■ **STATED TASK**:
Here are some records; return them all exactly.

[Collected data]
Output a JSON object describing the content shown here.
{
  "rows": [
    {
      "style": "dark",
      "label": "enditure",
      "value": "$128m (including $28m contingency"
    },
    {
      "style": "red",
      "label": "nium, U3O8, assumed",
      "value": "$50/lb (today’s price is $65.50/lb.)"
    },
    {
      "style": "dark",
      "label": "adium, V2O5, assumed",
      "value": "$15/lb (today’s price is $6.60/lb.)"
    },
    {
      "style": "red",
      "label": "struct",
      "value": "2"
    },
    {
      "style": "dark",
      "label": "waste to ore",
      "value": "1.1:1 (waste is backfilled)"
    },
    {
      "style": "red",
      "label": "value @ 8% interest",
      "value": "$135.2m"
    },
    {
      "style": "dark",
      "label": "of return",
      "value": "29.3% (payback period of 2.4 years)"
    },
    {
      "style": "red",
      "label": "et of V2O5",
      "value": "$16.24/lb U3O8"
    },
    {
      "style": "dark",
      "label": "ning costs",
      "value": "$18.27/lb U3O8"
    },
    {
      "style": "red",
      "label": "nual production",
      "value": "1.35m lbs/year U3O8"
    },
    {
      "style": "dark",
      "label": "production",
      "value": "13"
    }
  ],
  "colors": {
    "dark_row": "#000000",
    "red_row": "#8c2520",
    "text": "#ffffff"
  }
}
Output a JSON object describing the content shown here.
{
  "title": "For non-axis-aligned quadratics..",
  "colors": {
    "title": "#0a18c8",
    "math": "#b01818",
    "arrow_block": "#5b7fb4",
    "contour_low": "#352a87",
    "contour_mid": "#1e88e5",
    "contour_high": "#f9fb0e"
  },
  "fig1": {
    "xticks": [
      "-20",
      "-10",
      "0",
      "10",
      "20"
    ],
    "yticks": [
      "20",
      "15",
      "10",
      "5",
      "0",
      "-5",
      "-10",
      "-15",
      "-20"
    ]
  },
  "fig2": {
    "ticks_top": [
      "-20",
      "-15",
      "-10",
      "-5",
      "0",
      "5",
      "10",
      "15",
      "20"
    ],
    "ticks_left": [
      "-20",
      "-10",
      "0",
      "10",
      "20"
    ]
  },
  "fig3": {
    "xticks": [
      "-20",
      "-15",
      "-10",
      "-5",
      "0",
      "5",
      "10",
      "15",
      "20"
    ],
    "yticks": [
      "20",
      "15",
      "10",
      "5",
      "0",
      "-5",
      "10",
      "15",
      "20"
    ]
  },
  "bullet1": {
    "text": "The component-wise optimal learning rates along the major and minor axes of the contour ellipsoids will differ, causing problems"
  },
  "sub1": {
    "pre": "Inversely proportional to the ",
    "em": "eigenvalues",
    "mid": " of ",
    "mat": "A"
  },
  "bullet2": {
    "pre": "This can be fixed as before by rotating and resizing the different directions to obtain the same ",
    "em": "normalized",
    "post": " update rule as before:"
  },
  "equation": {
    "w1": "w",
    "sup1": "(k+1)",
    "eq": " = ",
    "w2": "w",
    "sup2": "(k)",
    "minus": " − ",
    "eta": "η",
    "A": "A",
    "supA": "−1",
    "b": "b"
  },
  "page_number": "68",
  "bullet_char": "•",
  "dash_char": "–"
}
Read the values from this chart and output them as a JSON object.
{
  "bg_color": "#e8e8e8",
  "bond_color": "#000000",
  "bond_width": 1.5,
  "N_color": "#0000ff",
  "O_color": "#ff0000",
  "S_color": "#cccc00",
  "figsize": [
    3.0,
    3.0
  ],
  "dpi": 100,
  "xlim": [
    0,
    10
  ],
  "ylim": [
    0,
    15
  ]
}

■ **REPLY**:
Output a JSON object describing the content shown here.
{
  "rows": [
    {
      "style": "dark",
      "label": "enditure",
      "value": "$128m (including $28m contingency"
    },
    {
      "style": "red",
      "label": "nium, U3O8, assumed",
      "value": "$50/lb (today’s price is $65.50/lb.)"
    },
    {
      "style": "dark",
      "label": "adium, V2O5, assumed",
      "value": "$15/lb (today’s price is $6.60/lb.)"
    },
    {
      "style": "red",
      "label": "struct",
      "value": "2"
    },
    {
      "style": "dark",
      "label": "waste to ore",
      "value": "1.1:1 (waste is backfilled)"
    },
    {
      "style": "red",
      "label": "value @ 8% interest",
      "value": "$135.2m"
    },
    {
      "style": "dark",
      "label": "of return",
      "value": "29.3% (payback period of 2.4 years)"
    },
    {
      "style": "red",
      "label": "et of V2O5",
      "value": "$16.24/lb U3O8"
    },
    {
      "style": "dark",
      "label": "ning costs",
      "value": "$18.27/lb U3O8"
    },
    {
      "style": "red",
      "label": "nual production",
      "value": "1.35m lbs/year U3O8"
    },
    {
      "style": "dark",
      "label": "production",
      "value": "13"
    }
  ],
  "colors": {
    "dark_row": "#000000",
    "red_row": "#8c2520",
    "text": "#ffffff"
  }
}
Output a JSON object describing the content shown here.
{
  "title": "For non-axis-aligned quadratics..",
  "colors": {
    "title": "#0a18c8",
    "math": "#b01818",
    "arrow_block": "#5b7fb4",
    "contour_low": "#352a87",
    "contour_mid": "#1e88e5",
    "contour_high": "#f9fb0e"
  },
  "fig1": {
    "xticks": [
      "-20",
      "-10",
      "0",
      "10",
      "20"
    ],
    "yticks": [
      "20",
      "15",
      "10",
      "5",
      "0",
      "-5",
      "-10",
      "-15",
      "-20"
    ]
  },
  "fig2": {
    "ticks_top": [
      "-20",
      "-15",
      "-10",
      "-5",
      "0",
      "5",
      "10",
      "15",
      "20"
    ],
    "ticks_left": [
      "-20",
      "-10",
      "0",
      "10",
      "20"
    ]
  },
  "fig3": {
    "xticks": [
      "-20",
      "-15",
      "-10",
      "-5",
      "0",
      "5",
      "10",
      "15",
      "20"
    ],
    "yticks": [
      "20",
      "15",
      "10",
      "5",
      "0",
      "-5",
      "10",
      "15",
      "20"
    ]
  },
  "bullet1": {
    "text": "The component-wise optimal learning rates along the major and minor axes of the contour ellipsoids will differ, causing problems"
  },
  "sub1": {
    "pre": "Inversely proportional to the ",
    "em": "eigenvalues",
    "mid": " of ",
    "mat": "A"
  },
  "bullet2": {
    "pre": "This can be fixed as before by rotating and resizing the different directions to obtain the same ",
    "em": "normalized",
    "post": " update rule as before:"
  },
  "equation": {
    "w1": "w",
    "sup1": "(k+1)",
    "eq": " = ",
    "w2": "w",
    "sup2": "(k)",
    "minus": " − ",
    "eta": "η",
    "A": "A",
    "supA": "−1",
    "b": "b"
  },
  "page_number": "68",
  "bullet_char": "•",
  "dash_char": "–"
}
Read the values from this chart and output them as a JSON object.
{
  "bg_color": "#e8e8e8",
  "bond_color": "#000000",
  "bond_width": 1.5,
  "N_color": "#0000ff",
  "O_color": "#ff0000",
  "S_color": "#cccc00",
  "figsize": [
    3.0,
    3.0
  ],
  "dpi": 100,
  "xlim": [
    0,
    10
  ],
  "ylim": [
    0,
    15
  ]
}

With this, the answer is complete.